─── The data

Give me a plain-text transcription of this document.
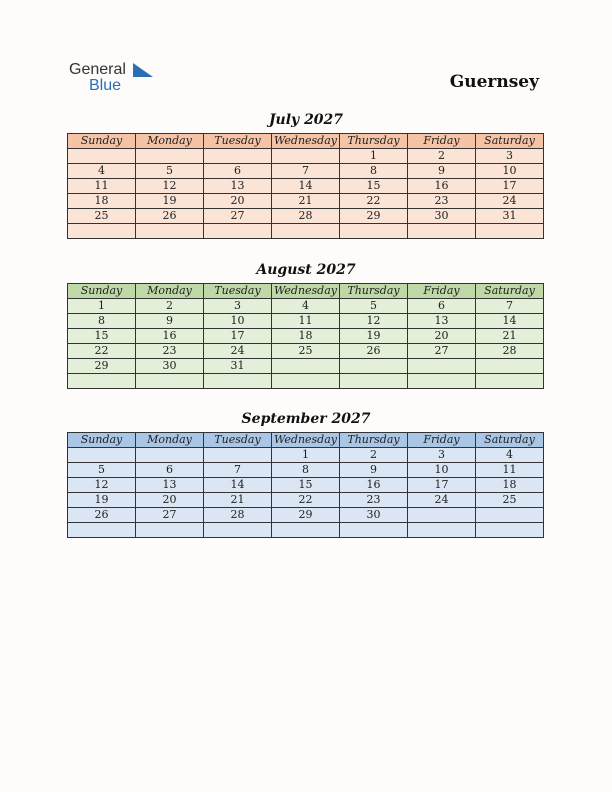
General
Blue	Guernsey
July 2027
Sunday	Monday	Tuesday	Wednesday	Thursday	Friday	Saturday
				1	2	3
4	5	6	7	8	9	10
11	12	13	14	15	16	17
18	19	20	21	22	23	24
25	26	27	28	29	30	31

August 2027
Sunday	Monday	Tuesday	Wednesday	Thursday	Friday	Saturday
1	2	3	4	5	6	7
8	9	10	11	12	13	14
15	16	17	18	19	20	21
22	23	24	25	26	27	28
29	30	31				

September 2027
Sunday	Monday	Tuesday	Wednesday	Thursday	Friday	Saturday
			1	2	3	4
5	6	7	8	9	10	11
12	13	14	15	16	17	18
19	20	21	22	23	24	25
26	27	28	29	30		
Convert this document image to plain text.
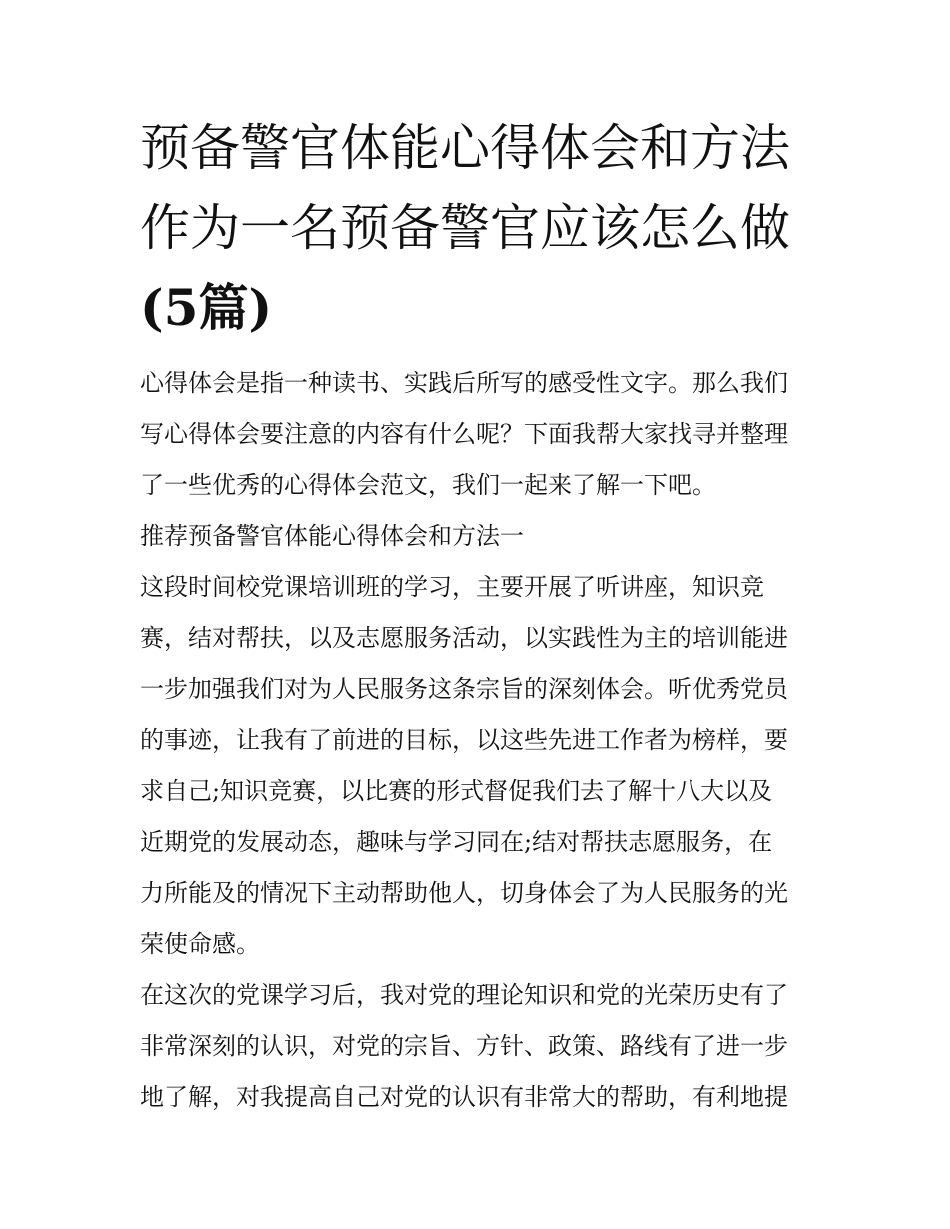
预备警官体能心得体会和方法
作为一名预备警官应该怎么做
(5篇)

心得体会是指一种读书、实践后所写的感受性文字。那么我们
写心得体会要注意的内容有什么呢？下面我帮大家找寻并整理
了一些优秀的心得体会范文，我们一起来了解一下吧。

推荐预备警官体能心得体会和方法一

这段时间校党课培训班的学习，主要开展了听讲座，知识竞
赛，结对帮扶，以及志愿服务活动，以实践性为主的培训能进
一步加强我们对为人民服务这条宗旨的深刻体会。听优秀党员
的事迹，让我有了前进的目标，以这些先进工作者为榜样，要
求自己;知识竞赛，以比赛的形式督促我们去了解十八大以及
近期党的发展动态，趣味与学习同在;结对帮扶志愿服务，在
力所能及的情况下主动帮助他人，切身体会了为人民服务的光
荣使命感。

在这次的党课学习后，我对党的理论知识和党的光荣历史有了
非常深刻的认识，对党的宗旨、方针、政策、路线有了进一步
地了解，对我提高自己对党的认识有非常大的帮助，有利地提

──────

Word for word, please, restate the lines of the listing from the one holding "Convert this document image to plain text." down to the last line, leaving out any pictures.

Convert this document image to plain text.
预备警官体能心得体会和方法
作为一名预备警官应该怎么做
(5篇)

心得体会是指一种读书、实践后所写的感受性文字。那么我们
写心得体会要注意的内容有什么呢？下面我帮大家找寻并整理
了一些优秀的心得体会范文，我们一起来了解一下吧。

推荐预备警官体能心得体会和方法一

这段时间校党课培训班的学习，主要开展了听讲座，知识竞
赛，结对帮扶，以及志愿服务活动，以实践性为主的培训能进
一步加强我们对为人民服务这条宗旨的深刻体会。听优秀党员
的事迹，让我有了前进的目标，以这些先进工作者为榜样，要
求自己;知识竞赛，以比赛的形式督促我们去了解十八大以及
近期党的发展动态，趣味与学习同在;结对帮扶志愿服务，在
力所能及的情况下主动帮助他人，切身体会了为人民服务的光
荣使命感。

在这次的党课学习后，我对党的理论知识和党的光荣历史有了
非常深刻的认识，对党的宗旨、方针、政策、路线有了进一步
地了解，对我提高自己对党的认识有非常大的帮助，有利地提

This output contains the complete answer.